[Material for the task]:

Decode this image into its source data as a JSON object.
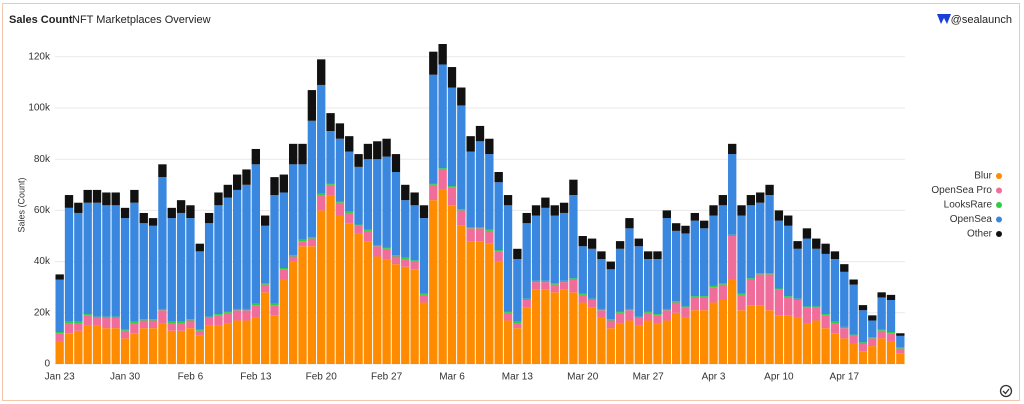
{
  "chart_data": {
    "type": "stacked_bar",
    "title": "Sales Count",
    "subtitle": "NFT Marketplaces Overview",
    "brand": "@sealaunch",
    "y_label": "Sales (Count)",
    "legend": "right",
    "grid": true,
    "ylim": [
      0,
      125000
    ],
    "yticks": [
      0,
      {
        "value": 20000,
        "label": "20k"
      },
      {
        "value": 40000,
        "label": "40k"
      },
      {
        "value": 60000,
        "label": "60k"
      },
      {
        "value": 80000,
        "label": "80k"
      },
      {
        "value": 100000,
        "label": "100k"
      },
      {
        "value": 120000,
        "label": "120k"
      }
    ],
    "categories": [
      "Jan 23",
      null,
      null,
      null,
      null,
      null,
      null,
      "Jan 30",
      null,
      null,
      null,
      null,
      null,
      null,
      "Feb 6",
      null,
      null,
      null,
      null,
      null,
      null,
      "Feb 13",
      null,
      null,
      null,
      null,
      null,
      null,
      "Feb 20",
      null,
      null,
      null,
      null,
      null,
      null,
      "Feb 27",
      null,
      null,
      null,
      null,
      null,
      null,
      "Mar 6",
      null,
      null,
      null,
      null,
      null,
      null,
      "Mar 13",
      null,
      null,
      null,
      null,
      null,
      null,
      "Mar 20",
      null,
      null,
      null,
      null,
      null,
      null,
      "Mar 27",
      null,
      null,
      null,
      null,
      null,
      null,
      "Apr 3",
      null,
      null,
      null,
      null,
      null,
      null,
      "Apr 10",
      null,
      null,
      null,
      null,
      null,
      null,
      "Apr 17",
      null,
      null,
      null,
      null,
      null,
      null
    ],
    "series": [
      {
        "name": "Blur",
        "color": "#ff8c00",
        "values": [
          9000,
          12000,
          13000,
          15000,
          15000,
          14000,
          14000,
          10000,
          12000,
          14000,
          14000,
          16000,
          13000,
          13000,
          14000,
          11000,
          15000,
          15000,
          16000,
          17000,
          17000,
          18000,
          28000,
          19000,
          33000,
          40000,
          46000,
          46000,
          60000,
          66000,
          58000,
          55000,
          51000,
          48000,
          42000,
          41000,
          39000,
          38000,
          37000,
          24000,
          64000,
          68000,
          62000,
          54000,
          48000,
          48000,
          47000,
          40000,
          17000,
          14000,
          22000,
          29000,
          29000,
          28000,
          29000,
          28000,
          24000,
          22000,
          18000,
          14000,
          16000,
          17000,
          15000,
          17000,
          16000,
          17000,
          20000,
          18000,
          21000,
          21000,
          24000,
          25000,
          33000,
          21000,
          23000,
          23000,
          21000,
          19000,
          19000,
          18000,
          16000,
          17000,
          14000,
          12000,
          10000,
          8000,
          5000,
          7000,
          10000,
          9000,
          4000
        ]
      },
      {
        "name": "OpenSea Pro",
        "color": "#f06c9b",
        "values": [
          3000,
          4000,
          3000,
          4000,
          3000,
          4000,
          4000,
          3000,
          4000,
          3000,
          3000,
          5000,
          3000,
          3000,
          3000,
          2000,
          3000,
          4000,
          4000,
          4000,
          4000,
          5000,
          3000,
          4000,
          4000,
          2000,
          2000,
          3000,
          6000,
          4000,
          5000,
          4000,
          3000,
          4000,
          4000,
          4000,
          3000,
          3000,
          3000,
          3000,
          6000,
          8000,
          7000,
          6000,
          5000,
          5000,
          5000,
          4000,
          3000,
          2000,
          3000,
          3000,
          3000,
          3000,
          3000,
          5000,
          3000,
          3000,
          3000,
          3000,
          4000,
          4000,
          3000,
          3000,
          3000,
          4000,
          4000,
          4000,
          5000,
          5000,
          6000,
          6000,
          17000,
          6000,
          10000,
          12000,
          14000,
          10000,
          7000,
          7000,
          6000,
          5000,
          5000,
          4000,
          4000,
          3000,
          3000,
          3000,
          3000,
          3000,
          2000
        ]
      },
      {
        "name": "LooksRare",
        "color": "#2ecc40",
        "values": [
          500,
          500,
          500,
          500,
          500,
          500,
          500,
          500,
          500,
          500,
          500,
          500,
          500,
          500,
          500,
          500,
          500,
          500,
          500,
          500,
          500,
          500,
          500,
          500,
          500,
          500,
          500,
          500,
          500,
          500,
          500,
          500,
          500,
          500,
          500,
          500,
          500,
          500,
          500,
          500,
          500,
          500,
          500,
          500,
          500,
          500,
          500,
          500,
          500,
          500,
          500,
          500,
          500,
          500,
          500,
          500,
          500,
          500,
          500,
          500,
          500,
          500,
          500,
          500,
          500,
          500,
          500,
          500,
          500,
          500,
          500,
          500,
          500,
          500,
          500,
          500,
          500,
          500,
          500,
          500,
          500,
          500,
          500,
          500,
          500,
          500,
          500,
          500,
          500,
          500,
          500
        ]
      },
      {
        "name": "OpenSea",
        "color": "#3a87e0",
        "values": [
          20500,
          44500,
          42500,
          43500,
          44500,
          43500,
          43500,
          43500,
          46500,
          37500,
          36500,
          51500,
          40500,
          42500,
          39500,
          30500,
          36500,
          42500,
          44500,
          46500,
          48500,
          54500,
          22500,
          42500,
          29500,
          35500,
          29500,
          45500,
          42500,
          20500,
          24500,
          23500,
          22500,
          27500,
          33500,
          35500,
          32500,
          22500,
          21500,
          29500,
          42500,
          40500,
          38500,
          40500,
          29500,
          33500,
          29500,
          26500,
          41500,
          24500,
          29500,
          25500,
          28500,
          26500,
          26500,
          32500,
          18500,
          19500,
          19500,
          19500,
          24500,
          31500,
          27500,
          20500,
          21500,
          35500,
          27500,
          28500,
          29500,
          26500,
          27500,
          30500,
          31500,
          30500,
          28500,
          27500,
          30500,
          26500,
          27500,
          19500,
          26500,
          22500,
          23500,
          24500,
          21500,
          19500,
          12500,
          6500,
          12500,
          12500,
          4500
        ]
      },
      {
        "name": "Other",
        "color": "#111111",
        "values": [
          2000,
          5000,
          4000,
          5000,
          5000,
          5000,
          5000,
          4000,
          5000,
          4000,
          3000,
          5000,
          4000,
          5000,
          5000,
          3000,
          4000,
          5000,
          5000,
          6000,
          6000,
          6000,
          4000,
          7000,
          7000,
          8000,
          8000,
          12000,
          10000,
          7000,
          6000,
          6000,
          5000,
          6000,
          7000,
          7000,
          7000,
          6000,
          5000,
          5000,
          9000,
          8000,
          8000,
          7000,
          6000,
          6000,
          6000,
          4000,
          4000,
          4000,
          4000,
          4000,
          4000,
          4000,
          4000,
          6000,
          4000,
          4000,
          3000,
          3000,
          3000,
          4000,
          3000,
          3000,
          3000,
          3000,
          3000,
          3000,
          3000,
          3000,
          4000,
          4000,
          4000,
          4000,
          4000,
          4000,
          4000,
          4000,
          4000,
          3000,
          4000,
          4000,
          4000,
          3000,
          3000,
          2000,
          2000,
          2000,
          2000,
          2000,
          1000
        ]
      }
    ]
  }
}
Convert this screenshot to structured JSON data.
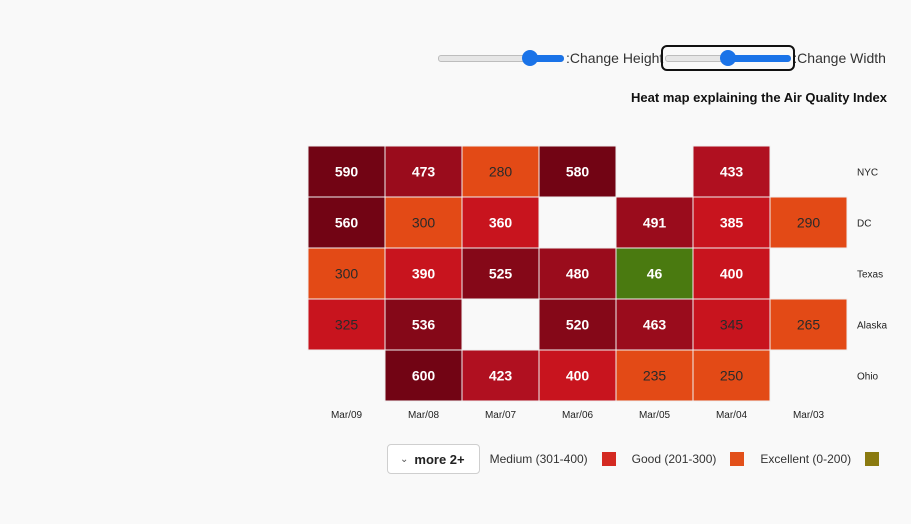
{
  "controls": {
    "height_label": ":Change Height",
    "width_label": ":Change Width",
    "height_value": 0.75,
    "width_value": 0.5
  },
  "legend": {
    "more_button": "more 2+",
    "items": [
      {
        "label": "Medium (301-400)",
        "color": "#d42a22"
      },
      {
        "label": "Good (201-300)",
        "color": "#e2501a"
      },
      {
        "label": "Excellent (0-200)",
        "color": "#8a7a10"
      }
    ]
  },
  "chart_data": {
    "type": "heatmap",
    "title": "Heat map explaining the Air Quality Index",
    "x_categories": [
      "Mar/09",
      "Mar/08",
      "Mar/07",
      "Mar/06",
      "Mar/05",
      "Mar/04",
      "Mar/03"
    ],
    "y_categories": [
      "NYC",
      "DC",
      "Texas",
      "Alaska",
      "Ohio"
    ],
    "values": [
      [
        590,
        473,
        280,
        580,
        null,
        433,
        null
      ],
      [
        560,
        300,
        360,
        null,
        491,
        385,
        290
      ],
      [
        300,
        390,
        525,
        480,
        46,
        400,
        null
      ],
      [
        325,
        536,
        null,
        520,
        463,
        345,
        265
      ],
      [
        null,
        600,
        423,
        400,
        235,
        250,
        null
      ]
    ],
    "color_scale": [
      {
        "max": 200,
        "color": "#4a7a10",
        "text": "#ffffff"
      },
      {
        "max": 300,
        "color": "#e34a16",
        "text": "#2a2a2a"
      },
      {
        "max": 400,
        "color": "#c8141e",
        "text": "#ffffff"
      },
      {
        "max": 450,
        "color": "#b01020",
        "text": "#ffffff"
      },
      {
        "max": 500,
        "color": "#9a0c1c",
        "text": "#ffffff"
      },
      {
        "max": 550,
        "color": "#850818",
        "text": "#ffffff"
      },
      {
        "max": 1000,
        "color": "#720414",
        "text": "#ffffff"
      }
    ],
    "dark_text_values": [
      280,
      300,
      290,
      345,
      325,
      265,
      235,
      250
    ]
  }
}
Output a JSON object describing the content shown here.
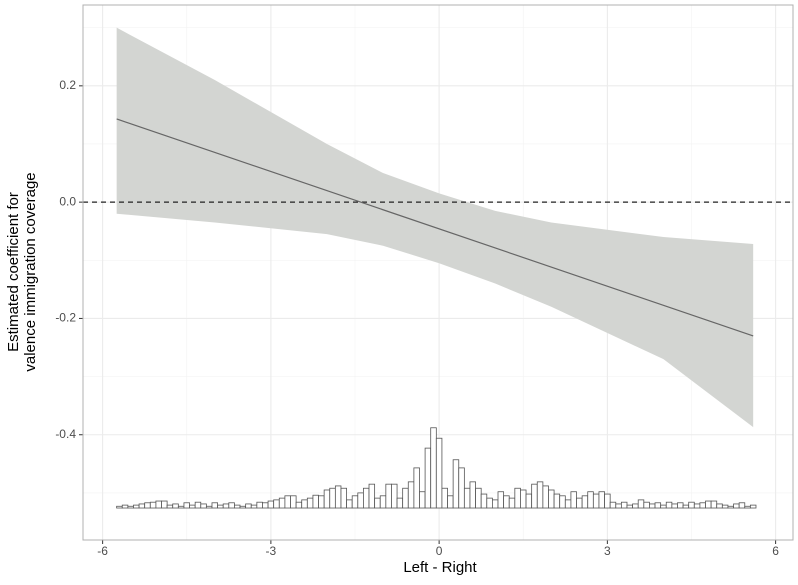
{
  "chart_data": {
    "type": "marginal-effect",
    "xlabel": "Left - Right",
    "ylabel": [
      "Estimated coefficient for",
      "valence immigration coverage"
    ],
    "xlim": [
      -6.35,
      6.31
    ],
    "ylim": [
      -0.581,
      0.339
    ],
    "xticks": [
      -6,
      -3,
      0,
      3,
      6
    ],
    "yticks": [
      -0.4,
      -0.2,
      {
        "value": 0,
        "label": "0.0"
      },
      0.2
    ],
    "minor_xticks": [
      -4.5,
      -1.5,
      1.5,
      4.5
    ],
    "minor_yticks": [
      -0.5,
      -0.3,
      -0.1,
      0.1,
      0.3
    ],
    "grid": true,
    "hline": 0,
    "band": {
      "color": "#d3d5d2",
      "x": [
        -5.75,
        -4,
        -2,
        -1,
        0,
        1,
        2,
        4,
        5.6
      ],
      "upper": [
        0.3,
        0.21,
        0.1,
        0.05,
        0.015,
        -0.015,
        -0.035,
        -0.06,
        -0.072
      ],
      "lower": [
        -0.02,
        -0.035,
        -0.055,
        -0.075,
        -0.105,
        -0.14,
        -0.18,
        -0.27,
        -0.387
      ]
    },
    "line": {
      "color": "#666666",
      "x": [
        -5.75,
        5.6
      ],
      "values": [
        0.143,
        -0.23
      ]
    },
    "histogram": {
      "base": -0.526,
      "bins": [
        -5.75,
        -5.65,
        -5.55,
        -5.45,
        -5.35,
        -5.25,
        -5.15,
        -5.05,
        -4.95,
        -4.85,
        -4.75,
        -4.65,
        -4.55,
        -4.45,
        -4.35,
        -4.25,
        -4.15,
        -4.05,
        -3.95,
        -3.85,
        -3.75,
        -3.65,
        -3.55,
        -3.45,
        -3.35,
        -3.25,
        -3.15,
        -3.05,
        -2.95,
        -2.85,
        -2.75,
        -2.65,
        -2.55,
        -2.45,
        -2.35,
        -2.25,
        -2.15,
        -2.05,
        -1.95,
        -1.85,
        -1.75,
        -1.65,
        -1.55,
        -1.45,
        -1.35,
        -1.25,
        -1.15,
        -1.05,
        -0.95,
        -0.85,
        -0.75,
        -0.65,
        -0.55,
        -0.45,
        -0.35,
        -0.25,
        -0.15,
        -0.05,
        0.05,
        0.15,
        0.25,
        0.35,
        0.45,
        0.55,
        0.65,
        0.75,
        0.85,
        0.95,
        1.05,
        1.15,
        1.25,
        1.35,
        1.45,
        1.55,
        1.65,
        1.75,
        1.85,
        1.95,
        2.05,
        2.15,
        2.25,
        2.35,
        2.45,
        2.55,
        2.65,
        2.75,
        2.85,
        2.95,
        3.05,
        3.15,
        3.25,
        3.35,
        3.45,
        3.55,
        3.65,
        3.75,
        3.85,
        3.95,
        4.05,
        4.15,
        4.25,
        4.35,
        4.45,
        4.55,
        4.65,
        4.75,
        4.85,
        4.95,
        5.05,
        5.15,
        5.25,
        5.35,
        5.45,
        5.55,
        5.65
      ],
      "values": [
        0.003,
        0.005,
        0.003,
        0.005,
        0.007,
        0.009,
        0.01,
        0.012,
        0.012,
        0.005,
        0.007,
        0.003,
        0.009,
        0.005,
        0.01,
        0.007,
        0.003,
        0.009,
        0.005,
        0.007,
        0.009,
        0.005,
        0.003,
        0.007,
        0.005,
        0.01,
        0.009,
        0.012,
        0.014,
        0.017,
        0.021,
        0.021,
        0.01,
        0.014,
        0.017,
        0.022,
        0.021,
        0.031,
        0.034,
        0.038,
        0.034,
        0.014,
        0.021,
        0.026,
        0.034,
        0.041,
        0.017,
        0.021,
        0.041,
        0.041,
        0.017,
        0.034,
        0.045,
        0.069,
        0.028,
        0.103,
        0.138,
        0.12,
        0.034,
        0.021,
        0.083,
        0.069,
        0.034,
        0.045,
        0.034,
        0.024,
        0.017,
        0.014,
        0.028,
        0.021,
        0.017,
        0.034,
        0.031,
        0.024,
        0.041,
        0.045,
        0.038,
        0.031,
        0.024,
        0.021,
        0.014,
        0.028,
        0.017,
        0.021,
        0.028,
        0.024,
        0.028,
        0.024,
        0.01,
        0.007,
        0.01,
        0.005,
        0.007,
        0.014,
        0.01,
        0.007,
        0.009,
        0.005,
        0.01,
        0.007,
        0.009,
        0.005,
        0.01,
        0.007,
        0.009,
        0.012,
        0.012,
        0.007,
        0.005,
        0.003,
        0.007,
        0.009,
        0.003,
        0.005
      ]
    }
  }
}
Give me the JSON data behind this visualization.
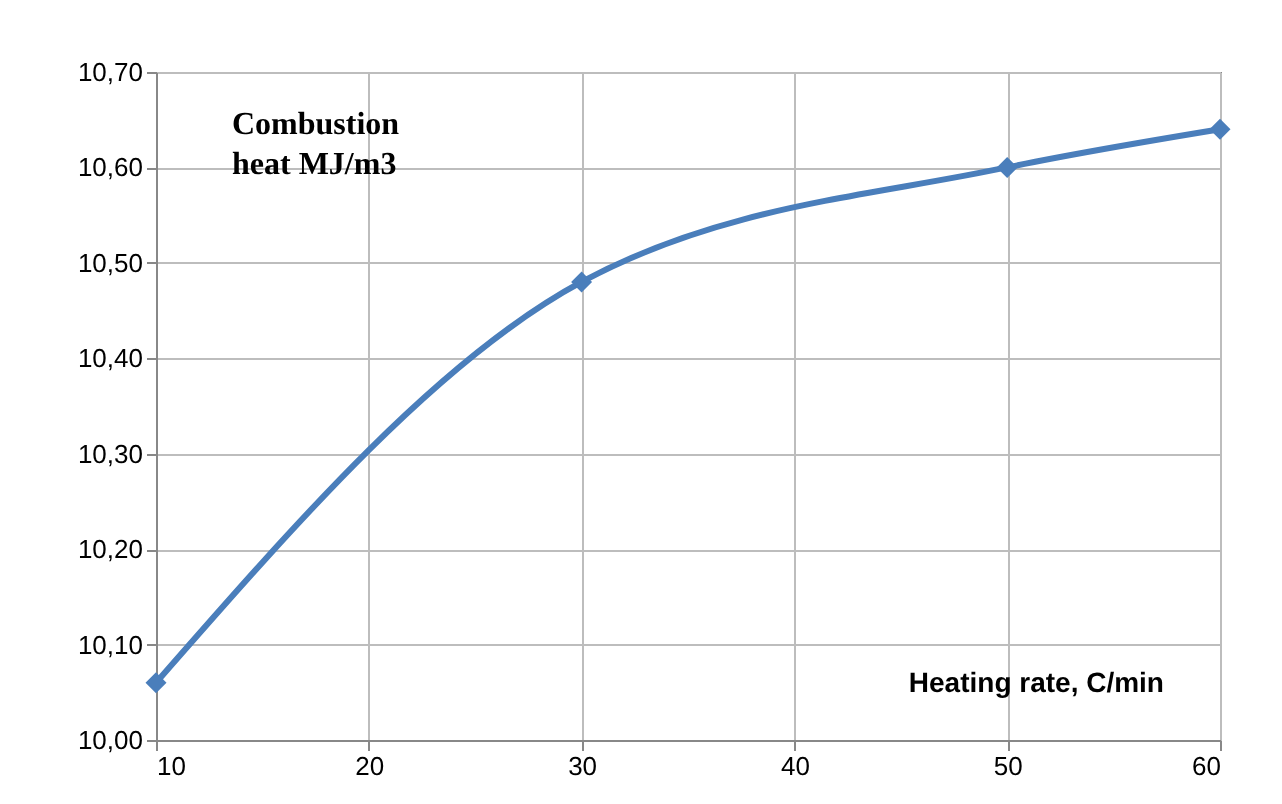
{
  "chart_data": {
    "type": "line",
    "xlabel": "Heating rate, C/min",
    "ylabel": "Combustion heat MJ/m3",
    "x": [
      10,
      30,
      50,
      60
    ],
    "series": [
      {
        "color": "#4a7ebb",
        "values": [
          10.06,
          10.48,
          10.6,
          10.64
        ]
      }
    ],
    "xlim": [
      10,
      60
    ],
    "xticks": [
      10,
      20,
      30,
      40,
      50,
      60
    ],
    "ylim": [
      10,
      10.7
    ],
    "yticks": [
      {
        "value": 10,
        "label": "10,00"
      },
      {
        "value": 10.1,
        "label": "10,10"
      },
      {
        "value": 10.2,
        "label": "10,20"
      },
      {
        "value": 10.3,
        "label": "10,30"
      },
      {
        "value": 10.4,
        "label": "10,40"
      },
      {
        "value": 10.5,
        "label": "10,50"
      },
      {
        "value": 10.6,
        "label": "10,60"
      },
      {
        "value": 10.7,
        "label": "10,70"
      }
    ],
    "grid": true,
    "marker": "diamond",
    "line_style": "solid"
  }
}
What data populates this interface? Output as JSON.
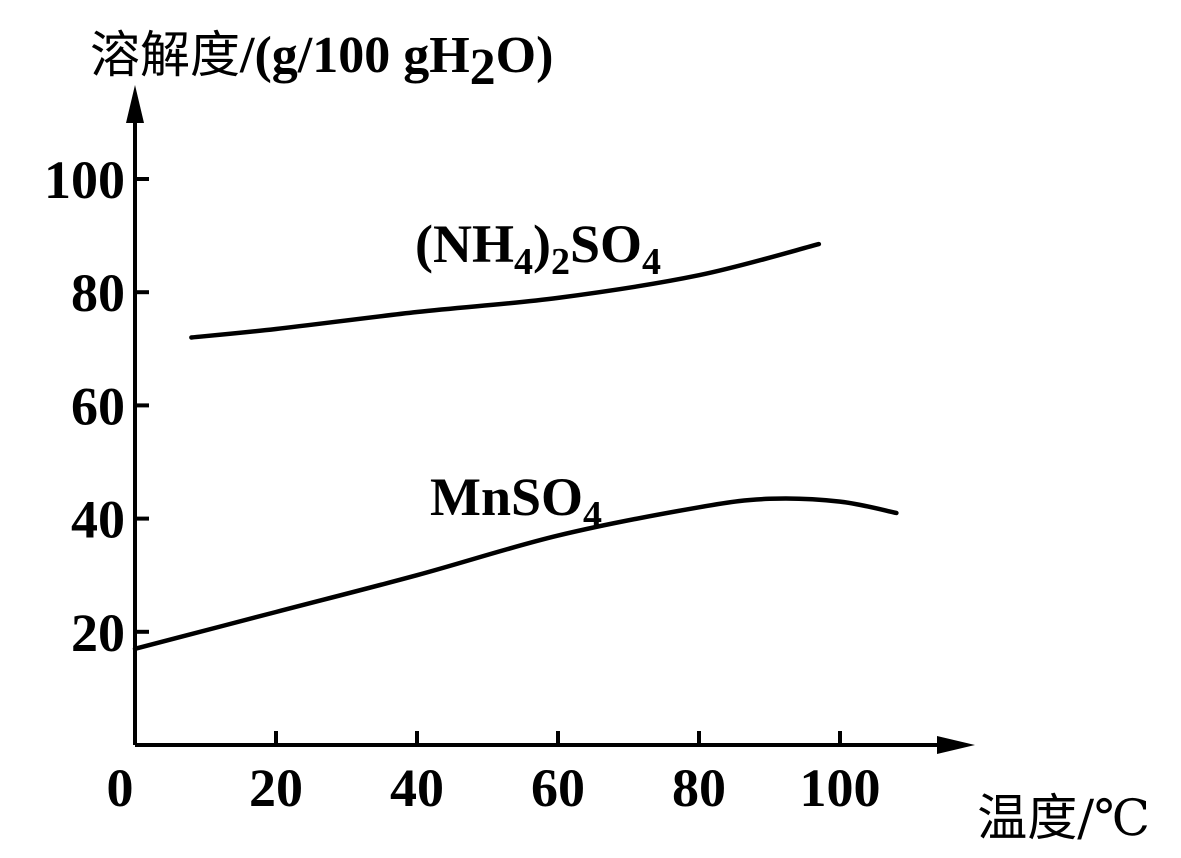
{
  "chart_data": {
    "type": "line",
    "ylabel": "溶解度/(g/100 gH₂O)",
    "ylabel_parts": {
      "main": "溶解度",
      "unit_prefix": "/(g/100 gH",
      "sub": "2",
      "unit_suffix": "O)"
    },
    "xlabel": "温度/℃",
    "x_ticks": [
      0,
      20,
      40,
      60,
      80,
      100
    ],
    "y_ticks": [
      20,
      40,
      60,
      80,
      100
    ],
    "xlim": [
      0,
      118
    ],
    "ylim": [
      0,
      115
    ],
    "grid": false,
    "series": [
      {
        "name": "(NH₄)₂SO₄",
        "label_parts": [
          "(NH",
          "4",
          ")",
          "2",
          "SO",
          "4"
        ],
        "x": [
          8,
          20,
          40,
          60,
          80,
          97
        ],
        "y": [
          72,
          73.5,
          76.5,
          79,
          83,
          88.5
        ]
      },
      {
        "name": "MnSO₄",
        "label_parts": [
          "MnSO",
          "4"
        ],
        "x": [
          0,
          20,
          40,
          60,
          80,
          90,
          100,
          108
        ],
        "y": [
          17,
          23.5,
          30,
          37,
          42,
          43.5,
          43,
          41
        ]
      }
    ]
  }
}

[Given request]:
Where a line holds the string "type", copy that line.

[Response to this exercise]:
    "type": "stacked_bar",
    "type": "heatmap",
    "type": "marginal-effect",
    "type": "line",
    "type": "line",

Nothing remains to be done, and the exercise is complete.